**Exercise requirements**
The material below should be written out in full and exactly; pictures stay out of the copy.

**Material for this task**
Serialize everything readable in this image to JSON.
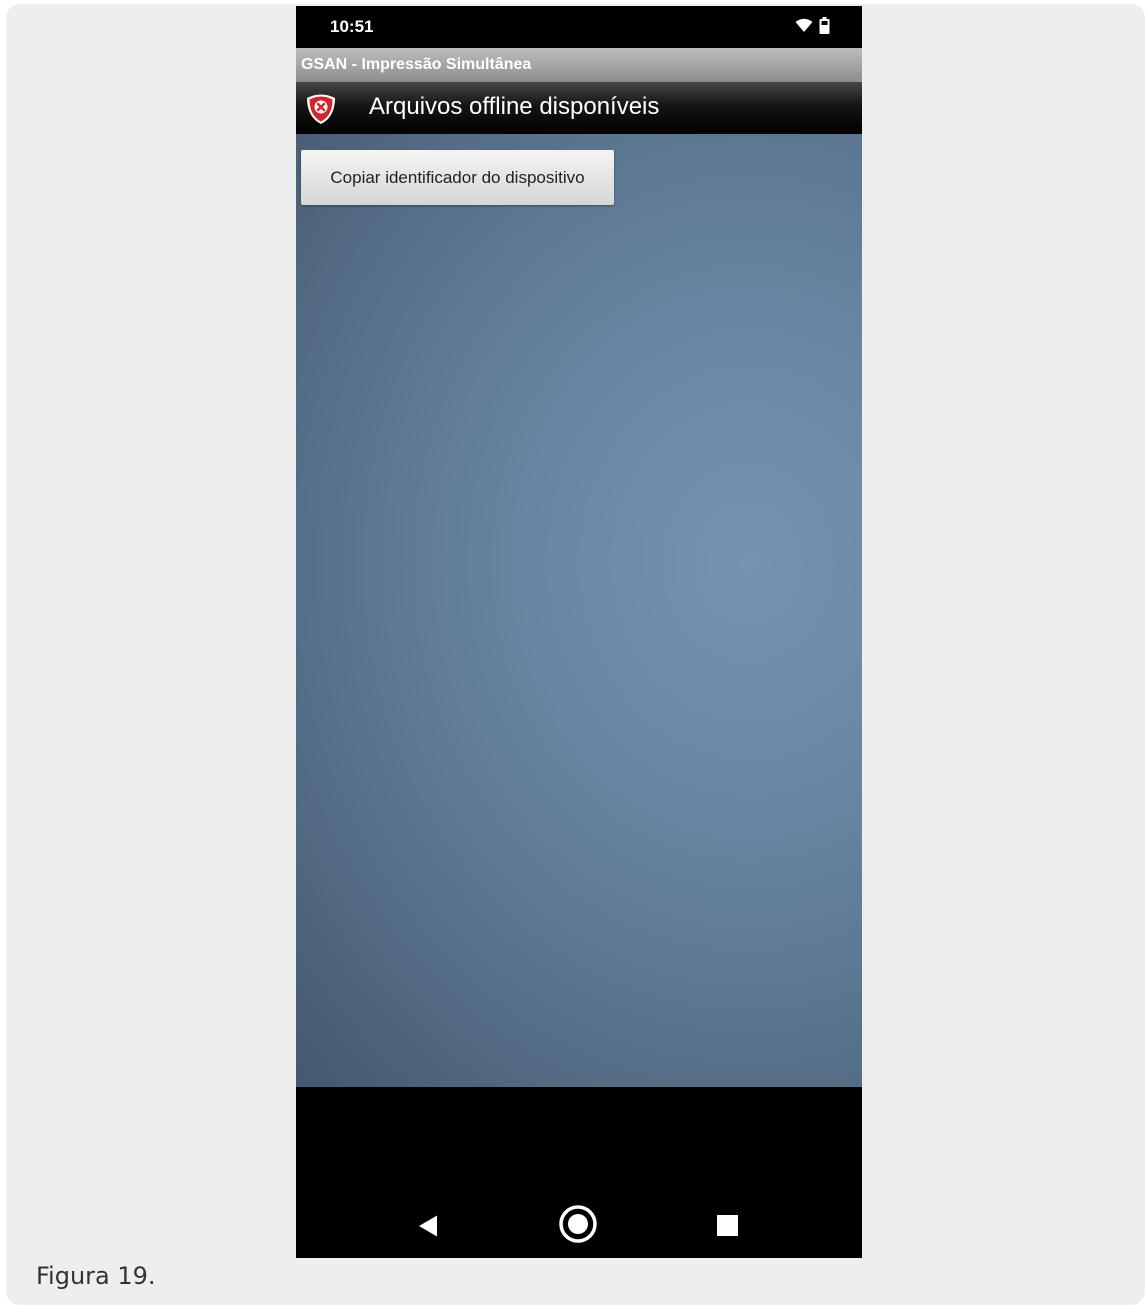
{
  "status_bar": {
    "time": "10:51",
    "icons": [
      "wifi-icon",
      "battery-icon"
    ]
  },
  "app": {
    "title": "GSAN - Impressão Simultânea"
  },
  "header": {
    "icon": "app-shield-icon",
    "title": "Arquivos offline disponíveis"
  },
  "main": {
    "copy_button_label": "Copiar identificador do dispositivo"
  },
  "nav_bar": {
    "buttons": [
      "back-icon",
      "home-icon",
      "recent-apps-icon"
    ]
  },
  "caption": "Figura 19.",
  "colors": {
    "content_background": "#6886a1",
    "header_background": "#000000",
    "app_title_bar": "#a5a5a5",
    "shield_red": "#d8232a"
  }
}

**Expected answer**
Serialize everything readable in this image to JSON.
{
  "status_bar": {
    "time": "10:51",
    "icons": [
      "wifi-icon",
      "battery-icon"
    ]
  },
  "app": {
    "title": "GSAN - Impressão Simultânea"
  },
  "header": {
    "icon": "app-shield-icon",
    "title": "Arquivos offline disponíveis"
  },
  "main": {
    "copy_button_label": "Copiar identificador do dispositivo"
  },
  "nav_bar": {
    "buttons": [
      "back-icon",
      "home-icon",
      "recent-apps-icon"
    ]
  },
  "caption": "Figura 19.",
  "colors": {
    "content_background": "#6886a1",
    "header_background": "#000000",
    "app_title_bar": "#a5a5a5",
    "shield_red": "#d8232a"
  }
}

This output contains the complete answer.